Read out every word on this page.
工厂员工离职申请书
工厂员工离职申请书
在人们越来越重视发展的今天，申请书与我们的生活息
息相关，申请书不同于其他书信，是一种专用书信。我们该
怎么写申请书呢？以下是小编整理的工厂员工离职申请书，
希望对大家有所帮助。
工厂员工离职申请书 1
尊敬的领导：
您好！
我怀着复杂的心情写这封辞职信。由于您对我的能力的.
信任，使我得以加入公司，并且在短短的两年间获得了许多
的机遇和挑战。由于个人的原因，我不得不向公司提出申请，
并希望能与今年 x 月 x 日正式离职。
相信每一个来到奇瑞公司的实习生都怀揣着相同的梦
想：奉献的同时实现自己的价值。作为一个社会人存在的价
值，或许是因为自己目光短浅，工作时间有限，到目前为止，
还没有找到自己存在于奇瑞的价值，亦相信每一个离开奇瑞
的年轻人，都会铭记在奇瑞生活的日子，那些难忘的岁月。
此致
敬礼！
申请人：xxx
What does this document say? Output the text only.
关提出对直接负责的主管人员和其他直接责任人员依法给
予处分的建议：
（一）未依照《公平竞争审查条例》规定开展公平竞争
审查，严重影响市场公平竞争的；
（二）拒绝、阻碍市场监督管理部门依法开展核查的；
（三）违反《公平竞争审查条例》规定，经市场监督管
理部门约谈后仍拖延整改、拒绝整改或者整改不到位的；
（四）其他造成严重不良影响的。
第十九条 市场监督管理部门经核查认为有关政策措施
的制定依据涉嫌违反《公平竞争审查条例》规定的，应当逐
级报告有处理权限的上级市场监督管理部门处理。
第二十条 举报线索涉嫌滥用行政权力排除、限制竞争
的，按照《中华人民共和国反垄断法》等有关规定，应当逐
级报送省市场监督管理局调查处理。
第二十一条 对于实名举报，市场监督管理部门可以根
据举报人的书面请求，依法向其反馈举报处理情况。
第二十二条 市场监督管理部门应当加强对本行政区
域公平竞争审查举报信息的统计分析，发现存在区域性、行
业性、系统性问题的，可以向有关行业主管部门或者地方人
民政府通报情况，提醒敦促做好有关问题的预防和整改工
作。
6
______
**GIVEN PROBLEM**: Copy out the full material exactly as it appears.

**THE ANSWER**:
Read out every word on this page.
工厂员工离职申请书
工厂员工离职申请书
在人们越来越重视发展的今天，申请书与我们的生活息
息相关，申请书不同于其他书信，是一种专用书信。我们该
怎么写申请书呢？以下是小编整理的工厂员工离职申请书，
希望对大家有所帮助。
工厂员工离职申请书 1
尊敬的领导：
您好！
我怀着复杂的心情写这封辞职信。由于您对我的能力的.
信任，使我得以加入公司，并且在短短的两年间获得了许多
的机遇和挑战。由于个人的原因，我不得不向公司提出申请，
并希望能与今年 x 月 x 日正式离职。
相信每一个来到奇瑞公司的实习生都怀揣着相同的梦
想：奉献的同时实现自己的价值。作为一个社会人存在的价
值，或许是因为自己目光短浅，工作时间有限，到目前为止，
还没有找到自己存在于奇瑞的价值，亦相信每一个离开奇瑞
的年轻人，都会铭记在奇瑞生活的日子，那些难忘的岁月。
此致
敬礼！
申请人：xxx
What does this document say? Output the text only.
关提出对直接负责的主管人员和其他直接责任人员依法给
予处分的建议：
（一）未依照《公平竞争审查条例》规定开展公平竞争
审查，严重影响市场公平竞争的；
（二）拒绝、阻碍市场监督管理部门依法开展核查的；
（三）违反《公平竞争审查条例》规定，经市场监督管
理部门约谈后仍拖延整改、拒绝整改或者整改不到位的；
（四）其他造成严重不良影响的。
第十九条 市场监督管理部门经核查认为有关政策措施
的制定依据涉嫌违反《公平竞争审查条例》规定的，应当逐
级报告有处理权限的上级市场监督管理部门处理。
第二十条 举报线索涉嫌滥用行政权力排除、限制竞争
的，按照《中华人民共和国反垄断法》等有关规定，应当逐
级报送省市场监督管理局调查处理。
第二十一条 对于实名举报，市场监督管理部门可以根
据举报人的书面请求，依法向其反馈举报处理情况。
第二十二条 市场监督管理部门应当加强对本行政区
域公平竞争审查举报信息的统计分析，发现存在区域性、行
业性、系统性问题的，可以向有关行业主管部门或者地方人
民政府通报情况，提醒敦促做好有关问题的预防和整改工
作。
6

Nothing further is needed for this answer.